Un utilizzo efficace del digitale e delle tecnologie 4.0 negli ospedali italiani, il centro di costo più “pesante” del nostro sistema sanitario, garantirebbe risparmi calcolabili in oltre 1 miliardo di euro per ogni punto percentuale in più di efficienza. Stime approssimative che fotografano però l’importanza dell’innovazione e delle applicazioni digitali in sanità per assicurarne la sostenibilità economica: tema al centro della 21esima edizione di Exposanità, la mostra internazionale che dal 18 al 21 aprile riunisce a Bologna l’intera filiera italiana della salute.

**VOCI FORNITE:**
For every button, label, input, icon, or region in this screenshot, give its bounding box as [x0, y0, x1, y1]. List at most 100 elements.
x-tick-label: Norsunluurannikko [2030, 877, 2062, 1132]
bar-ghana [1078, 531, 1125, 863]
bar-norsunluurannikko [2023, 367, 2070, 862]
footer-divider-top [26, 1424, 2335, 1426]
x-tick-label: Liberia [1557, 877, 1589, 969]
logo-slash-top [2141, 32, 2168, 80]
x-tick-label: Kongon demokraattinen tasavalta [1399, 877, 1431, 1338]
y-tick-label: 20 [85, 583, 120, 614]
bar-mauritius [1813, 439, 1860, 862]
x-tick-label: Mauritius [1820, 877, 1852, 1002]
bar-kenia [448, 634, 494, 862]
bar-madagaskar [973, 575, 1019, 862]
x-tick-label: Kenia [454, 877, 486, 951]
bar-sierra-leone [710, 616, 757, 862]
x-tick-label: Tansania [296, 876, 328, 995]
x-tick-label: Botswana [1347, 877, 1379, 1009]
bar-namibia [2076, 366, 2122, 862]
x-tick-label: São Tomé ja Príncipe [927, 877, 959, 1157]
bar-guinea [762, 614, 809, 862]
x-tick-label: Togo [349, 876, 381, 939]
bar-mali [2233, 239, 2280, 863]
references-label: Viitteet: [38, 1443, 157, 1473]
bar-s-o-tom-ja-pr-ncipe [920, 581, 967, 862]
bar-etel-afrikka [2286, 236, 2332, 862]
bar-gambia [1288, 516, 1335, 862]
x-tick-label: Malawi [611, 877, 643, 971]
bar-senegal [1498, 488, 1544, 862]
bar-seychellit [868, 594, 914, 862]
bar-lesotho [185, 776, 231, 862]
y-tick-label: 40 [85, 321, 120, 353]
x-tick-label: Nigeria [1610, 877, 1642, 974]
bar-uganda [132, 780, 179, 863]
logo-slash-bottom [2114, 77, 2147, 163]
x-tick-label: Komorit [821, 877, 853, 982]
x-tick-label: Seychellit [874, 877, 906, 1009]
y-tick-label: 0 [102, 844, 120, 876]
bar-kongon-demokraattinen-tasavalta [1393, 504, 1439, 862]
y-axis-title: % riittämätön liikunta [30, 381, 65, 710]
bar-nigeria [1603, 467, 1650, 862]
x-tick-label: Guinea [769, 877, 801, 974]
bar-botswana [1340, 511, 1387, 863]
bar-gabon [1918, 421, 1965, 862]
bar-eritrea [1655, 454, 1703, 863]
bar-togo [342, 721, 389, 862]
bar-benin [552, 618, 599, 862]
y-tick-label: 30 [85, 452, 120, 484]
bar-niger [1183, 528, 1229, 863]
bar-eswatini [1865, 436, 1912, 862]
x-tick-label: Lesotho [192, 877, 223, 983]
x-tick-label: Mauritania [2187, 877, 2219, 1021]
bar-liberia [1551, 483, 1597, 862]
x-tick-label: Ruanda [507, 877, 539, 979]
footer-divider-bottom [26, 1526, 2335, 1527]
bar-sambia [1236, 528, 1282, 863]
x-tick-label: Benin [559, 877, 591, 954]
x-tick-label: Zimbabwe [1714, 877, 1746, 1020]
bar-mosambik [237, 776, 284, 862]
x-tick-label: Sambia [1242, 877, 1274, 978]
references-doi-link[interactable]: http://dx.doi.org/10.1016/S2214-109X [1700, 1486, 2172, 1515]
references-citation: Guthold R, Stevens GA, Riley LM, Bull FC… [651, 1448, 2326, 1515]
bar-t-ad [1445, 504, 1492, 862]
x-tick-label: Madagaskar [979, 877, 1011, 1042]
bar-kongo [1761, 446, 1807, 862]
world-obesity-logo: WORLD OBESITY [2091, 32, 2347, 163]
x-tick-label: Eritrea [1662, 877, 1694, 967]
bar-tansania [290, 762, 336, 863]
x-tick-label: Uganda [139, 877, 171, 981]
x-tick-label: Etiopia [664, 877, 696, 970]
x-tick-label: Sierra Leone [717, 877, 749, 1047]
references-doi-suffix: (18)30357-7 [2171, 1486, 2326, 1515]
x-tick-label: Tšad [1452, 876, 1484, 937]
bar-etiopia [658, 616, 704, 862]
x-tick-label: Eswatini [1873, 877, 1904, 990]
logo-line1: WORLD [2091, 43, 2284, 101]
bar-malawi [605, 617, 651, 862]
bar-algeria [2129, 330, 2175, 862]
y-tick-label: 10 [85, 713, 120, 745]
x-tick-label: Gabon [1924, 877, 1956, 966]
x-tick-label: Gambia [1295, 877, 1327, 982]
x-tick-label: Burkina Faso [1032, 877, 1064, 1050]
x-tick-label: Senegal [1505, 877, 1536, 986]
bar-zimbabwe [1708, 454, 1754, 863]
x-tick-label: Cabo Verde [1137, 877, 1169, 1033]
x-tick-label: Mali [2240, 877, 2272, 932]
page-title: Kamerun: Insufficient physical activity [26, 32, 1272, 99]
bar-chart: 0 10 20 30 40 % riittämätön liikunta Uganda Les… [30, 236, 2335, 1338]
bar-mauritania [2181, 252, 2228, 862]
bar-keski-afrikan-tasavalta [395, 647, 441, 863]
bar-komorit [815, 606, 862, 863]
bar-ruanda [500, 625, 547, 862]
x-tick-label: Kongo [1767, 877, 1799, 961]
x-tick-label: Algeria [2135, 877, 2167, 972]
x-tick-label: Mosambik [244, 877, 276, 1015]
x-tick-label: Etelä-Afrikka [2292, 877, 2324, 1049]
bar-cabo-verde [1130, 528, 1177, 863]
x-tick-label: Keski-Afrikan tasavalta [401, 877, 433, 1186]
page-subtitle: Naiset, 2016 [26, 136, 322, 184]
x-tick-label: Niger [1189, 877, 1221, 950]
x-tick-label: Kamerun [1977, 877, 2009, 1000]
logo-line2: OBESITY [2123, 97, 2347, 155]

**PROVA TU:** Prosegui il brano sul digitale negli ospedali italiani partendo dalla sua ultima frase. Per questo esercizio le voci non servono.

**SOLUZIONE:**
Le cifre
Un settore che, tra pubblico e privato, produce il 10,7% del Pil e il 10% (2,4 milioni di persone) degli occupati italiani ma che deve affrontare lo spettro di un aumento esponenziale della spesa, di riflesso all’invecchiare della popolazione: nel giro di un trentennio gli over-65 passeranno dall’attuale 22% di incidenza sulla popolazione italiana al 32,5%. E il costo sanitario medio di un ultrasessanticinquenne è 4 volte quello di un under-65, basti pensare che 8 anziani su 10 soffrono di patologie croniche.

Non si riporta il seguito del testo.